◆ Collection entries
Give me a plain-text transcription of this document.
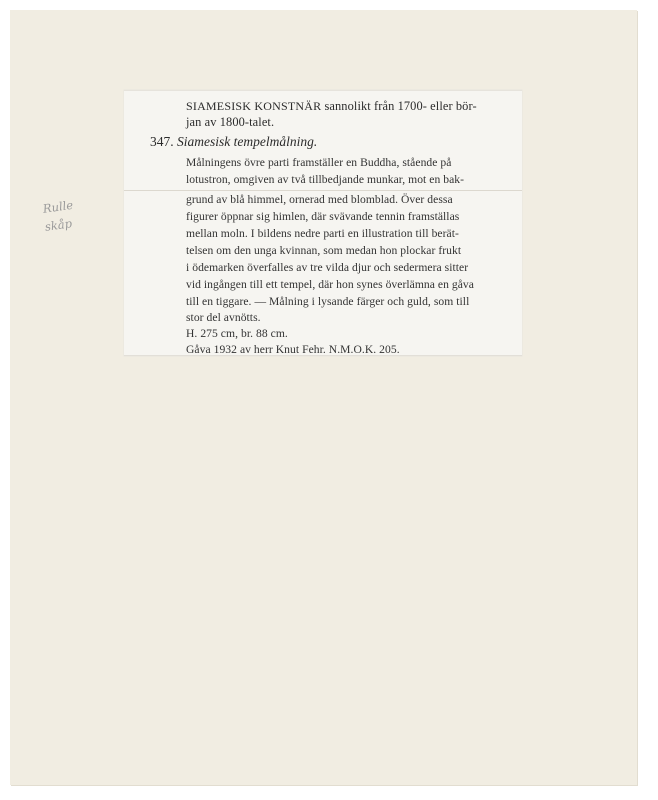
Rulle
skåp
SIAMESISK KONSTNÄR sannolikt från 1700- eller bör-
jan av 1800-talet.
347. Siamesisk tempelmålning.
Målningens övre parti framställer en Buddha, stående på
lotustron, omgiven av två tillbedjande munkar, mot en bak-
grund av blå himmel, ornerad med blomblad. Över dessa
figurer öppnar sig himlen, där svävande tennin framställas
mellan moln. I bildens nedre parti en illustration till berät-
telsen om den unga kvinnan, som medan hon plockar frukt
i ödemarken överfalles av tre vilda djur och sedermera sitter
vid ingången till ett tempel, där hon synes överlämna en gåva
till en tiggare. — Målning i lysande färger och guld, som till
stor del avnötts.
H. 275 cm, br. 88 cm.
Gåva 1932 av herr Knut Fehr. N.M.O.K. 205.
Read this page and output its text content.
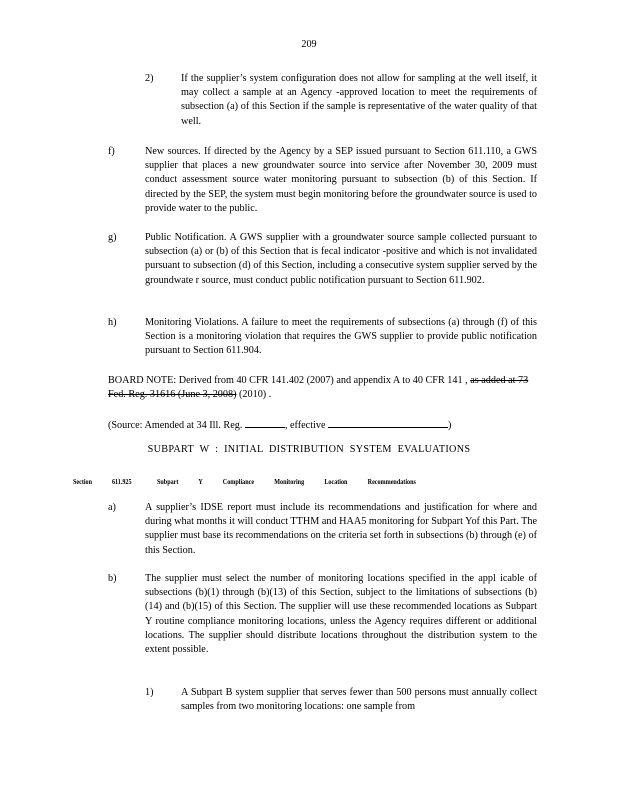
209
2)	If the supplier’s system configuration does not allow for sampling at the well itself, it may collect a sample at an Agency -approved location to meet the requirements of subsection (a) of this Section if the sample is representative of the water quality of that well.
f)	New sources. If directed by the Agency by a SEP issued pursuant to Section 611.110, a GWS supplier that places a new groundwater source into service after November 30, 2009 must conduct assessment source water monitoring pursuant to subsection (b) of this Section. If directed by the SEP, the system must begin monitoring before the groundwater source is used to provide water to the public.
g)	Public Notification. A GWS supplier with a groundwater source sample collected pursuant to subsection (a) or (b) of this Section that is fecal indicator -positive and which is not invalidated pursuant to subsection (d) of this Section, including a consecutive system supplier served by the groundwate r source, must conduct public notification pursuant to Section 611.902.
h)	Monitoring Violations. A failure to meet the requirements of subsections (a) through (f) of this Section is a monitoring violation that requires the GWS supplier to provide public notification pursuant to Section 611.904.
BOARD NOTE: Derived from 40 CFR 141.402 (2007) and appendix A to 40 CFR 141 , as added at 73 Fed. Reg. 31616 (June 3, 2008) (2010) .
(Source: Amended at 34 Ill. Reg.	, effective	)
SUBPART W : INITIAL DISTRIBUTION SYSTEM EVALUATIONS
Section	611.925	Subpart Y Compliance Monitoring Location Recommendations
a)	A supplier’s IDSE report must include its recommendations and justification for where and during what months it will conduct TTHM and HAA5 monitoring for Subpart Yof this Part. The supplier must base its recommendations on the criteria set forth in subsections (b) through (e) of this Section.
b)	The supplier must select the number of monitoring locations specified in the appl icable of subsections (b)(1) through (b)(13) of this Section, subject to the limitations of subsections (b)(14) and (b)(15) of this Section. The supplier will use these recommended locations as Subpart Y routine compliance monitoring locations, unless the Agency requires different or additional locations. The supplier should distribute locations throughout the distribution system to the extent possible.
1)	A Subpart B system supplier that serves fewer than 500 persons must annually collect samples from two monitoring locations: one sample from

◆ Directive
Without including the pictures, reproduce all entries exactly.

◆ Worked answer
Give me a plain-text transcription of this document.
Rulle
skåp
SIAMESISK KONSTNÄR sannolikt från 1700- eller bör-
jan av 1800-talet.
347. Siamesisk tempelmålning.
Målningens övre parti framställer en Buddha, stående på
lotustron, omgiven av två tillbedjande munkar, mot en bak-
grund av blå himmel, ornerad med blomblad. Över dessa
figurer öppnar sig himlen, där svävande tennin framställas
mellan moln. I bildens nedre parti en illustration till berät-
telsen om den unga kvinnan, som medan hon plockar frukt
i ödemarken överfalles av tre vilda djur och sedermera sitter
vid ingången till ett tempel, där hon synes överlämna en gåva
till en tiggare. — Målning i lysande färger och guld, som till
stor del avnötts.
H. 275 cm, br. 88 cm.
Gåva 1932 av herr Knut Fehr. N.M.O.K. 205.
Read this page and output its text content.
209
2)	If the supplier’s system configuration does not allow for sampling at the well itself, it may collect a sample at an Agency -approved location to meet the requirements of subsection (a) of this Section if the sample is representative of the water quality of that well.
f)	New sources. If directed by the Agency by a SEP issued pursuant to Section 611.110, a GWS supplier that places a new groundwater source into service after November 30, 2009 must conduct assessment source water monitoring pursuant to subsection (b) of this Section. If directed by the SEP, the system must begin monitoring before the groundwater source is used to provide water to the public.
g)	Public Notification. A GWS supplier with a groundwater source sample collected pursuant to subsection (a) or (b) of this Section that is fecal indicator -positive and which is not invalidated pursuant to subsection (d) of this Section, including a consecutive system supplier served by the groundwate r source, must conduct public notification pursuant to Section 611.902.
h)	Monitoring Violations. A failure to meet the requirements of subsections (a) through (f) of this Section is a monitoring violation that requires the GWS supplier to provide public notification pursuant to Section 611.904.
BOARD NOTE: Derived from 40 CFR 141.402 (2007) and appendix A to 40 CFR 141 , as added at 73 Fed. Reg. 31616 (June 3, 2008) (2010) .
(Source: Amended at 34 Ill. Reg.	, effective	)
SUBPART W : INITIAL DISTRIBUTION SYSTEM EVALUATIONS
Section	611.925	Subpart Y Compliance Monitoring Location Recommendations
a)	A supplier’s IDSE report must include its recommendations and justification for where and during what months it will conduct TTHM and HAA5 monitoring for Subpart Yof this Part. The supplier must base its recommendations on the criteria set forth in subsections (b) through (e) of this Section.
b)	The supplier must select the number of monitoring locations specified in the appl icable of subsections (b)(1) through (b)(13) of this Section, subject to the limitations of subsections (b)(14) and (b)(15) of this Section. The supplier will use these recommended locations as Subpart Y routine compliance monitoring locations, unless the Agency requires different or additional locations. The supplier should distribute locations throughout the distribution system to the extent possible.
1)	A Subpart B system supplier that serves fewer than 500 persons must annually collect samples from two monitoring locations: one sample from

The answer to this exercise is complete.